■ Aim of the exercise ■
Compute how many lines in the entries below contain "walk", and output nothing but the number.

■ Material supplied ■
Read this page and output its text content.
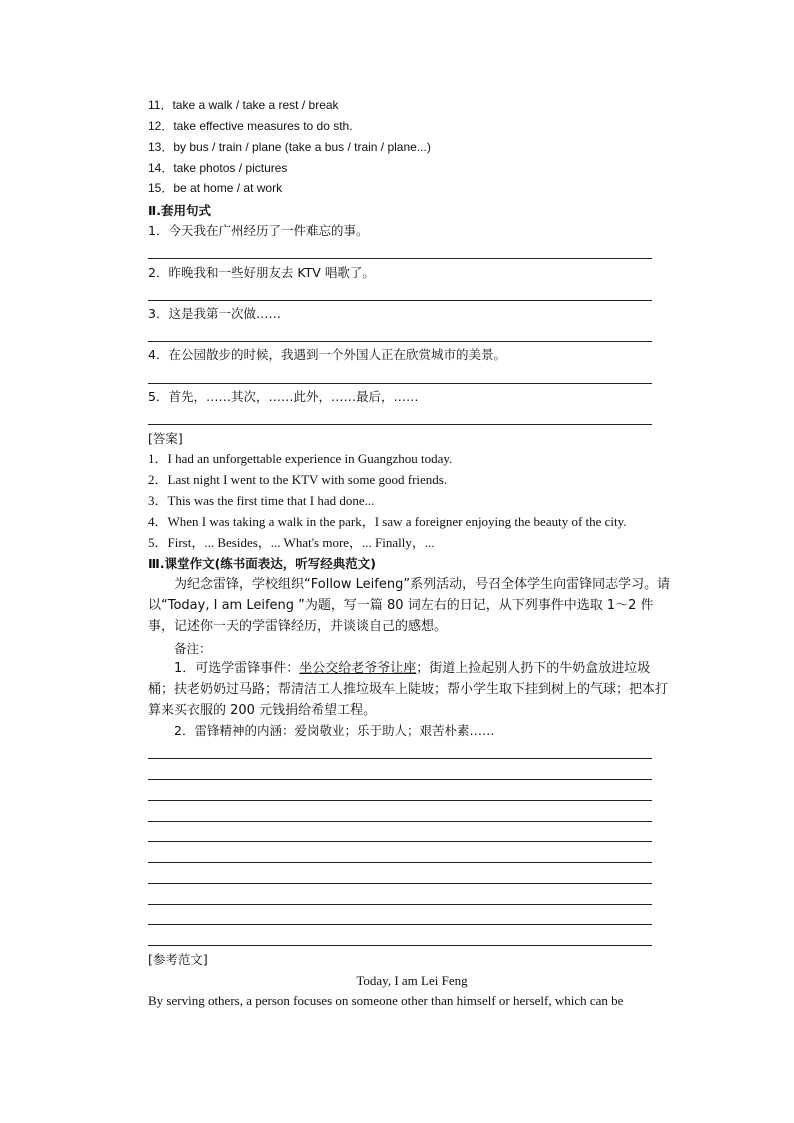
11．take a walk / take a rest / break
12．take effective measures to do sth.
13．by bus / train / plane (take a bus / train / plane...)
14．take photos / pictures
15．be at home / at work
Ⅱ.套用句式
1．今天我在广州经历了一件难忘的事。
2．昨晚我和一些好朋友去 KTV 唱歌了。
3．这是我第一次做……
4．在公园散步的时候，我遇到一个外国人正在欣赏城市的美景。
5．首先，……其次，……此外，……最后，……
[答案]
1．I had an unforgettable experience in Guangzhou today.
2．Last night I went to the KTV with some good friends.
3．This was the first time that I had done...
4．When I was taking a walk in the park，I saw a foreigner enjoying the beauty of the city.
5．First，... Besides，... What's more，... Finally，...
Ⅲ.课堂作文(练书面表达，听写经典范文)
为纪念雷锋，学校组织“Follow Leifeng”系列活动，号召全体学生向雷锋同志学习。请以“Today, I am Leifeng ”为题，写一篇 80 词左右的日记，从下列事件中选取 1～2 件事，记述你一天的学雷锋经历，并谈谈自己的感想。
备注：
1．可选学雷锋事件：坐公交给老爷爷让座；街道上捡起别人扔下的牛奶盒放进垃圾桶；扶老奶奶过马路；帮清洁工人推垃圾车上陡坡；帮小学生取下挂到树上的气球；把本打算来买衣服的 200 元钱捐给希望工程。
2．雷锋精神的内涵：爱岗敬业；乐于助人；艰苦朴素……
[参考范文]
Today, I am Lei Feng
By serving others, a person focuses on someone other than himself or herself, which can be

■ Finished exercise ■
2